Below is a block of records; repeat all of them exactly.
════════════════
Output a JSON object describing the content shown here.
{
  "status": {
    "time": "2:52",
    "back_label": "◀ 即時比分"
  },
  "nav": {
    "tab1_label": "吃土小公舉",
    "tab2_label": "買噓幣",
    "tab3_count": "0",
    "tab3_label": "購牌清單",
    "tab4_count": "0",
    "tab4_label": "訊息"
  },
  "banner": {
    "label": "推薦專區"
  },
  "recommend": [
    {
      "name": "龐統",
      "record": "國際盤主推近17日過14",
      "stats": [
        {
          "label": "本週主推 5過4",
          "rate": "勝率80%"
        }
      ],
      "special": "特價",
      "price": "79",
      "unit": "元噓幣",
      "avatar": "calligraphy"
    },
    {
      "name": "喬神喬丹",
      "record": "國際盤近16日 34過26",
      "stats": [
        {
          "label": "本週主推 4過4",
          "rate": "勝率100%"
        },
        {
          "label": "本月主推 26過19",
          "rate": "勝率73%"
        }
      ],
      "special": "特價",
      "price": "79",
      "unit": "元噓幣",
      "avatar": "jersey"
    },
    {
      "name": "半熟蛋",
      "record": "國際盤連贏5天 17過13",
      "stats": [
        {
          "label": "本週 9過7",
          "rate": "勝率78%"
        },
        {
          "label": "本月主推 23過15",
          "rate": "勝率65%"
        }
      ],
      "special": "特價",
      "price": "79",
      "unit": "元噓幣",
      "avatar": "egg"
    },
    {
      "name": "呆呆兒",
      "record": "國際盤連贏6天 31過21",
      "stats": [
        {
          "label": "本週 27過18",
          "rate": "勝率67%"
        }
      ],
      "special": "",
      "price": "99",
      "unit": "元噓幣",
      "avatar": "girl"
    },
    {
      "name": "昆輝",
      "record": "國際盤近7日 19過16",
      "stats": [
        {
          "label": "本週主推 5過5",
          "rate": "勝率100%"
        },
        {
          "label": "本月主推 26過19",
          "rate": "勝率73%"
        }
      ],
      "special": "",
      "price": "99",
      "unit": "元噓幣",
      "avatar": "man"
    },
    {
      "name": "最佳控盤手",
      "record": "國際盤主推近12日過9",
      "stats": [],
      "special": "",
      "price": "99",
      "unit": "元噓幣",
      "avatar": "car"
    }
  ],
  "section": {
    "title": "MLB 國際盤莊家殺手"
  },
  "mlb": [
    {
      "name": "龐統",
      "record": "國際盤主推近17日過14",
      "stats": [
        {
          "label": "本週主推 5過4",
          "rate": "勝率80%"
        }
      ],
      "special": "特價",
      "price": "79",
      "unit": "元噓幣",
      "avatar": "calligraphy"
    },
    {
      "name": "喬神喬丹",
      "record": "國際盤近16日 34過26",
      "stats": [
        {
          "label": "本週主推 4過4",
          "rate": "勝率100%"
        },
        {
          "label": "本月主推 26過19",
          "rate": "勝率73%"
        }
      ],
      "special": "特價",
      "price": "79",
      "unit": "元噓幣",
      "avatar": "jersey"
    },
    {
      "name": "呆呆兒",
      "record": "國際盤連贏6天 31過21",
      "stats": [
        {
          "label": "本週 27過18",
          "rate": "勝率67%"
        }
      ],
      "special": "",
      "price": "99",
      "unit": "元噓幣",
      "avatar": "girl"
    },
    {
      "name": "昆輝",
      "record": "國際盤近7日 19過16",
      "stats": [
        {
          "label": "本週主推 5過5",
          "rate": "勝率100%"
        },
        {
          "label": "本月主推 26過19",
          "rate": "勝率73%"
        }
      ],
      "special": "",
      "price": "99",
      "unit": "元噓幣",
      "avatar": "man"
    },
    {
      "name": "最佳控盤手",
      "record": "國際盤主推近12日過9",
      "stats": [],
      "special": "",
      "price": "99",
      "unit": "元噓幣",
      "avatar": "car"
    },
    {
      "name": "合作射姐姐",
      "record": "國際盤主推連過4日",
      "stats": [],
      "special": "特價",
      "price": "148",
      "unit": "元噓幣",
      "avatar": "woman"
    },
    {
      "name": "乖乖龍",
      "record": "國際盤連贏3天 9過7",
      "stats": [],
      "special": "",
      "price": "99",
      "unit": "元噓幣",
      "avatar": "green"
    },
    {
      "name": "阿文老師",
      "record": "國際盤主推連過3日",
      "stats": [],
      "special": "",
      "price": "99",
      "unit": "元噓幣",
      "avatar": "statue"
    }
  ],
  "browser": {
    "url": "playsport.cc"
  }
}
════════════════
### Problem solution
Output a JSON object describing the content shown here.
{
  "status": {
    "time": "2:52",
    "back_label": "◀ 即時比分"
  },
  "nav": {
    "tab1_label": "吃土小公舉",
    "tab2_label": "買噓幣",
    "tab3_count": "0",
    "tab3_label": "購牌清單",
    "tab4_count": "0",
    "tab4_label": "訊息"
  },
  "banner": {
    "label": "推薦專區"
  },
  "recommend": [
    {
      "name": "龐統",
      "record": "國際盤主推近17日過14",
      "stats": [
        {
          "label": "本週主推 5過4",
          "rate": "勝率80%"
        }
      ],
      "special": "特價",
      "price": "79",
      "unit": "元噓幣",
      "avatar": "calligraphy"
    },
    {
      "name": "喬神喬丹",
      "record": "國際盤近16日 34過26",
      "stats": [
        {
          "label": "本週主推 4過4",
          "rate": "勝率100%"
        },
        {
          "label": "本月主推 26過19",
          "rate": "勝率73%"
        }
      ],
      "special": "特價",
      "price": "79",
      "unit": "元噓幣",
      "avatar": "jersey"
    },
    {
      "name": "半熟蛋",
      "record": "國際盤連贏5天 17過13",
      "stats": [
        {
          "label": "本週 9過7",
          "rate": "勝率78%"
        },
        {
          "label": "本月主推 23過15",
          "rate": "勝率65%"
        }
      ],
      "special": "特價",
      "price": "79",
      "unit": "元噓幣",
      "avatar": "egg"
    },
    {
      "name": "呆呆兒",
      "record": "國際盤連贏6天 31過21",
      "stats": [
        {
          "label": "本週 27過18",
          "rate": "勝率67%"
        }
      ],
      "special": "",
      "price": "99",
      "unit": "元噓幣",
      "avatar": "girl"
    },
    {
      "name": "昆輝",
      "record": "國際盤近7日 19過16",
      "stats": [
        {
          "label": "本週主推 5過5",
          "rate": "勝率100%"
        },
        {
          "label": "本月主推 26過19",
          "rate": "勝率73%"
        }
      ],
      "special": "",
      "price": "99",
      "unit": "元噓幣",
      "avatar": "man"
    },
    {
      "name": "最佳控盤手",
      "record": "國際盤主推近12日過9",
      "stats": [],
      "special": "",
      "price": "99",
      "unit": "元噓幣",
      "avatar": "car"
    }
  ],
  "section": {
    "title": "MLB 國際盤莊家殺手"
  },
  "mlb": [
    {
      "name": "龐統",
      "record": "國際盤主推近17日過14",
      "stats": [
        {
          "label": "本週主推 5過4",
          "rate": "勝率80%"
        }
      ],
      "special": "特價",
      "price": "79",
      "unit": "元噓幣",
      "avatar": "calligraphy"
    },
    {
      "name": "喬神喬丹",
      "record": "國際盤近16日 34過26",
      "stats": [
        {
          "label": "本週主推 4過4",
          "rate": "勝率100%"
        },
        {
          "label": "本月主推 26過19",
          "rate": "勝率73%"
        }
      ],
      "special": "特價",
      "price": "79",
      "unit": "元噓幣",
      "avatar": "jersey"
    },
    {
      "name": "呆呆兒",
      "record": "國際盤連贏6天 31過21",
      "stats": [
        {
          "label": "本週 27過18",
          "rate": "勝率67%"
        }
      ],
      "special": "",
      "price": "99",
      "unit": "元噓幣",
      "avatar": "girl"
    },
    {
      "name": "昆輝",
      "record": "國際盤近7日 19過16",
      "stats": [
        {
          "label": "本週主推 5過5",
          "rate": "勝率100%"
        },
        {
          "label": "本月主推 26過19",
          "rate": "勝率73%"
        }
      ],
      "special": "",
      "price": "99",
      "unit": "元噓幣",
      "avatar": "man"
    },
    {
      "name": "最佳控盤手",
      "record": "國際盤主推近12日過9",
      "stats": [],
      "special": "",
      "price": "99",
      "unit": "元噓幣",
      "avatar": "car"
    },
    {
      "name": "合作射姐姐",
      "record": "國際盤主推連過4日",
      "stats": [],
      "special": "特價",
      "price": "148",
      "unit": "元噓幣",
      "avatar": "woman"
    },
    {
      "name": "乖乖龍",
      "record": "國際盤連贏3天 9過7",
      "stats": [],
      "special": "",
      "price": "99",
      "unit": "元噓幣",
      "avatar": "green"
    },
    {
      "name": "阿文老師",
      "record": "國際盤主推連過3日",
      "stats": [],
      "special": "",
      "price": "99",
      "unit": "元噓幣",
      "avatar": "statue"
    }
  ],
  "browser": {
    "url": "playsport.cc"
  }
}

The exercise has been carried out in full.